Stored data entries:
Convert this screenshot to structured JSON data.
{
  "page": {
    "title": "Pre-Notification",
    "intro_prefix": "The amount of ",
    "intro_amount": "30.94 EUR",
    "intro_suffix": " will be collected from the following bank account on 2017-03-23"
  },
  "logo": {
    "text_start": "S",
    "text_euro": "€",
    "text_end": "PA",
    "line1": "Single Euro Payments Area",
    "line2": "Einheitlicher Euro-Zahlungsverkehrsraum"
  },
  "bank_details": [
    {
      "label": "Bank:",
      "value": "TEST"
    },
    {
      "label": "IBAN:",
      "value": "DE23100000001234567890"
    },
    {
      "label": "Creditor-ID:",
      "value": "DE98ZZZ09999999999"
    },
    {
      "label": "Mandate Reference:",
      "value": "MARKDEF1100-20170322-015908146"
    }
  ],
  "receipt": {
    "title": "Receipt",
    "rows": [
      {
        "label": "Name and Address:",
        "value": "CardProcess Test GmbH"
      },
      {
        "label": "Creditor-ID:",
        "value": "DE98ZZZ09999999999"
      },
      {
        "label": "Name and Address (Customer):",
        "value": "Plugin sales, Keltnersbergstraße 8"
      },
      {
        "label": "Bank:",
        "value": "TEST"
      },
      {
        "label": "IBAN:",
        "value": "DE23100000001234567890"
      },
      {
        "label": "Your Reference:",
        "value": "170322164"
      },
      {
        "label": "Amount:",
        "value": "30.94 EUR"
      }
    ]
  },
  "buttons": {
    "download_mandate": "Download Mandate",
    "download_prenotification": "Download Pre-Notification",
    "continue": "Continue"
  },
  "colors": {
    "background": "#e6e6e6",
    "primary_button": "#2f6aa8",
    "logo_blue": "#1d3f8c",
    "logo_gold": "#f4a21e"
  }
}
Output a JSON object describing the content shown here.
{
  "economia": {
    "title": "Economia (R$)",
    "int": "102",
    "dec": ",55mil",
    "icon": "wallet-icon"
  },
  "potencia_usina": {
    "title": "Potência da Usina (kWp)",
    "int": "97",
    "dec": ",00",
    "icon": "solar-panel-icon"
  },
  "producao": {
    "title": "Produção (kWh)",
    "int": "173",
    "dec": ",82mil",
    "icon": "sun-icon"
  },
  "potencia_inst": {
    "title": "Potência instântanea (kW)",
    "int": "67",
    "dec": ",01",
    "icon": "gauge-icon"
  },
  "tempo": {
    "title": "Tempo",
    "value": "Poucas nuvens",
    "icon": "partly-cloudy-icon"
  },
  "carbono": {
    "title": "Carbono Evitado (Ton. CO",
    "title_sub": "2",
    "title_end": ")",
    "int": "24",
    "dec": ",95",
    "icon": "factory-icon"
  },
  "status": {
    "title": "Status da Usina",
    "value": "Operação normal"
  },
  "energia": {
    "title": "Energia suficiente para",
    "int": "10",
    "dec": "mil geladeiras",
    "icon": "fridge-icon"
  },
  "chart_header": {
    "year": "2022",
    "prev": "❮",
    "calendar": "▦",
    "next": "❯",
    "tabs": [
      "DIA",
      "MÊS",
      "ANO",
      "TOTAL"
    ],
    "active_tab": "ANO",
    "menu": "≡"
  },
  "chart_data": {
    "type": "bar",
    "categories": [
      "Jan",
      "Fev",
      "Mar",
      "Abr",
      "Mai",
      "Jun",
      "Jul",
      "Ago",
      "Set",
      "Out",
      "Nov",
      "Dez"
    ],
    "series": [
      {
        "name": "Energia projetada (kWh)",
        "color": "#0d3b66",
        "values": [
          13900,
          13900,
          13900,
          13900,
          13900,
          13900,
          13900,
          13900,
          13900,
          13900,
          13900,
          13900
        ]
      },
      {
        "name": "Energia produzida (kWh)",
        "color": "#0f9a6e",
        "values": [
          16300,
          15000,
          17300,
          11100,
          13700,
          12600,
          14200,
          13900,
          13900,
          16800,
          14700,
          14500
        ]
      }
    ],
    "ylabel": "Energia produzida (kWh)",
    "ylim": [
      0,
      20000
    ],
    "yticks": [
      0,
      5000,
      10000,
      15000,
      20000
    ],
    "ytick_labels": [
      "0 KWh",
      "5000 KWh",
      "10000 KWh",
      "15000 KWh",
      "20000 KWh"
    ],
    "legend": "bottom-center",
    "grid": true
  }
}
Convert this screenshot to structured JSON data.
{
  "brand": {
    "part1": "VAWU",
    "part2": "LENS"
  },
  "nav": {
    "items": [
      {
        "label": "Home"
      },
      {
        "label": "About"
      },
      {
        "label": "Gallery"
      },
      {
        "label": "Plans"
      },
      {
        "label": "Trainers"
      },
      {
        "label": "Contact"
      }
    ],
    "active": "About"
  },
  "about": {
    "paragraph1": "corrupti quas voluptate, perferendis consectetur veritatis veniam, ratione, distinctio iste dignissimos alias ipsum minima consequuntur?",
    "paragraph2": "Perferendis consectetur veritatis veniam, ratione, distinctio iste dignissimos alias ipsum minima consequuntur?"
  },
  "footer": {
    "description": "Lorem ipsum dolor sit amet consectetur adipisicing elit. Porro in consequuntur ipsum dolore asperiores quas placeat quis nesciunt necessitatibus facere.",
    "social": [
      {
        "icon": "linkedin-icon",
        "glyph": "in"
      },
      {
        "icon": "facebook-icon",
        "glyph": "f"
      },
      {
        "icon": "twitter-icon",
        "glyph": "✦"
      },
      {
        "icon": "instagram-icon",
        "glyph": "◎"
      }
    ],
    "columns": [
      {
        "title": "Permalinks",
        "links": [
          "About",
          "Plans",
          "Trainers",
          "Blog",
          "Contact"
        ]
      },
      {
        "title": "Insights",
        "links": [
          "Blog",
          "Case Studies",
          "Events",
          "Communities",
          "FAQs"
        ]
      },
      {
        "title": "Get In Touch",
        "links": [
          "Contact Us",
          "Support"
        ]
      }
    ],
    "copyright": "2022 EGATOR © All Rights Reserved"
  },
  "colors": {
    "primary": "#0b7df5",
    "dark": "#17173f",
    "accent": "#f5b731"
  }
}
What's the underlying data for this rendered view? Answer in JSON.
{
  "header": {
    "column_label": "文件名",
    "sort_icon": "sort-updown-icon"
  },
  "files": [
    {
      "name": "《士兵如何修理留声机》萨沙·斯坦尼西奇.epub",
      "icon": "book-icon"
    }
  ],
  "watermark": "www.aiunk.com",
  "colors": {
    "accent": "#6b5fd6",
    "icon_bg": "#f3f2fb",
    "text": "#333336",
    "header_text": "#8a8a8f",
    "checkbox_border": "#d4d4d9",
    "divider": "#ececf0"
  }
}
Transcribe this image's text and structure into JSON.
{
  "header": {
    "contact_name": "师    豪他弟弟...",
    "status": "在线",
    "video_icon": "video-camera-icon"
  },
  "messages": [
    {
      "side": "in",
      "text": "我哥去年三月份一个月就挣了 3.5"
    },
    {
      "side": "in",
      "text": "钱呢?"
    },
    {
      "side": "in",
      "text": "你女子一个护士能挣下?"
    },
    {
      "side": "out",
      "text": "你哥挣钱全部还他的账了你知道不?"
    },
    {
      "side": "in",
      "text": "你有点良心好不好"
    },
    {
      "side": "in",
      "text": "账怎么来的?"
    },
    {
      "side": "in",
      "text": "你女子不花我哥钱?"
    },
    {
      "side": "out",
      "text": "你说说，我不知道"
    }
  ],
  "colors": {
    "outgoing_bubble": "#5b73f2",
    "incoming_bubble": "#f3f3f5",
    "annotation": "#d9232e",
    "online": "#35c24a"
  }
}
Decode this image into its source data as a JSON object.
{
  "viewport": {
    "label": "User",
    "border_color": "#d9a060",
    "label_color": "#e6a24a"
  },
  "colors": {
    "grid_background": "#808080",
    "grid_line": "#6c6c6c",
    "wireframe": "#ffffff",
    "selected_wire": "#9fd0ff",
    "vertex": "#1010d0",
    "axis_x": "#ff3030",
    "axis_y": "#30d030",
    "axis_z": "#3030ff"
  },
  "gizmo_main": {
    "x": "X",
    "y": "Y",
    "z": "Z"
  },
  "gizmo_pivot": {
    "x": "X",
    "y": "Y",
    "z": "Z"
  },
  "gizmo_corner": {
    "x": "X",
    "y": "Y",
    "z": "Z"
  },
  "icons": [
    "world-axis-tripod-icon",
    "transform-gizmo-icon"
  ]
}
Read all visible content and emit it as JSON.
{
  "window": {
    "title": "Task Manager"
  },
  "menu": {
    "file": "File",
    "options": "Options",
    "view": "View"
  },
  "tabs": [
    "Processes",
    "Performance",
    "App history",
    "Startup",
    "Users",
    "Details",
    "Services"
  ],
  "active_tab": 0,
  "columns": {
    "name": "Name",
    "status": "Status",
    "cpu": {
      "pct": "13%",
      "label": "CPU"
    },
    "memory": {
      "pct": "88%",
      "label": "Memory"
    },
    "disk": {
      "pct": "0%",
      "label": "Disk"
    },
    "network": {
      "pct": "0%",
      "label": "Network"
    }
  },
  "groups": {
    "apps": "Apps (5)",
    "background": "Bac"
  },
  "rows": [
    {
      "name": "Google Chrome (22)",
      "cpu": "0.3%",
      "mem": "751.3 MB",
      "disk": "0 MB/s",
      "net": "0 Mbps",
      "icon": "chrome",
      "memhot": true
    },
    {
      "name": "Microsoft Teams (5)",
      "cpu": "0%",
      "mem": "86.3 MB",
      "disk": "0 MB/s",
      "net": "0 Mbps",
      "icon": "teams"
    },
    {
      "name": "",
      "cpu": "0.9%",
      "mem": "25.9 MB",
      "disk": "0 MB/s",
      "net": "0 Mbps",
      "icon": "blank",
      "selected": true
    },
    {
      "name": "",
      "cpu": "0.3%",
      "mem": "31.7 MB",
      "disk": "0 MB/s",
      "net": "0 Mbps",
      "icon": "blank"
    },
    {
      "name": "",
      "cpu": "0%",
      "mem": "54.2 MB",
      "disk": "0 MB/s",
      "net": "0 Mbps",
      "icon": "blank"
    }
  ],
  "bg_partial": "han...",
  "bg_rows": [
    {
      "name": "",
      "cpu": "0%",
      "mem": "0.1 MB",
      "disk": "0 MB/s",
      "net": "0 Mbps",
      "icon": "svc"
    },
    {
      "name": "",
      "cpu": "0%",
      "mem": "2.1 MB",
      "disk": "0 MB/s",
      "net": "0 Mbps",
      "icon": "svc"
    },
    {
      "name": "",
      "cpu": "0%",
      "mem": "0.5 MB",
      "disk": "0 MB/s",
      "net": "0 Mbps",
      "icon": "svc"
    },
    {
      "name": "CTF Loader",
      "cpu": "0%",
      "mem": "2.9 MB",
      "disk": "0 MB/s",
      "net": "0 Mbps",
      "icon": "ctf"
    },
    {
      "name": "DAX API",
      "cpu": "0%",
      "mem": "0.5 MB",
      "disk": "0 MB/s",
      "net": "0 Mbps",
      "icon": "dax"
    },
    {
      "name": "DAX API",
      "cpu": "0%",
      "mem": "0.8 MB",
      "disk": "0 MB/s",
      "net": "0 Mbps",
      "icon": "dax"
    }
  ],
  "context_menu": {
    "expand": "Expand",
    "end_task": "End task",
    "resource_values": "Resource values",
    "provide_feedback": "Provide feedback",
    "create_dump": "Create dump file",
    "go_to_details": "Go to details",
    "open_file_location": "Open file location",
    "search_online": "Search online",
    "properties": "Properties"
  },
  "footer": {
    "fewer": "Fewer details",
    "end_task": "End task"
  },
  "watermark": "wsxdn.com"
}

- WHAT IS ASKED
Give the number of lines in the records above that contain the word "Mandate". Reply with that number alone.

- SOLVED PROBLEM
2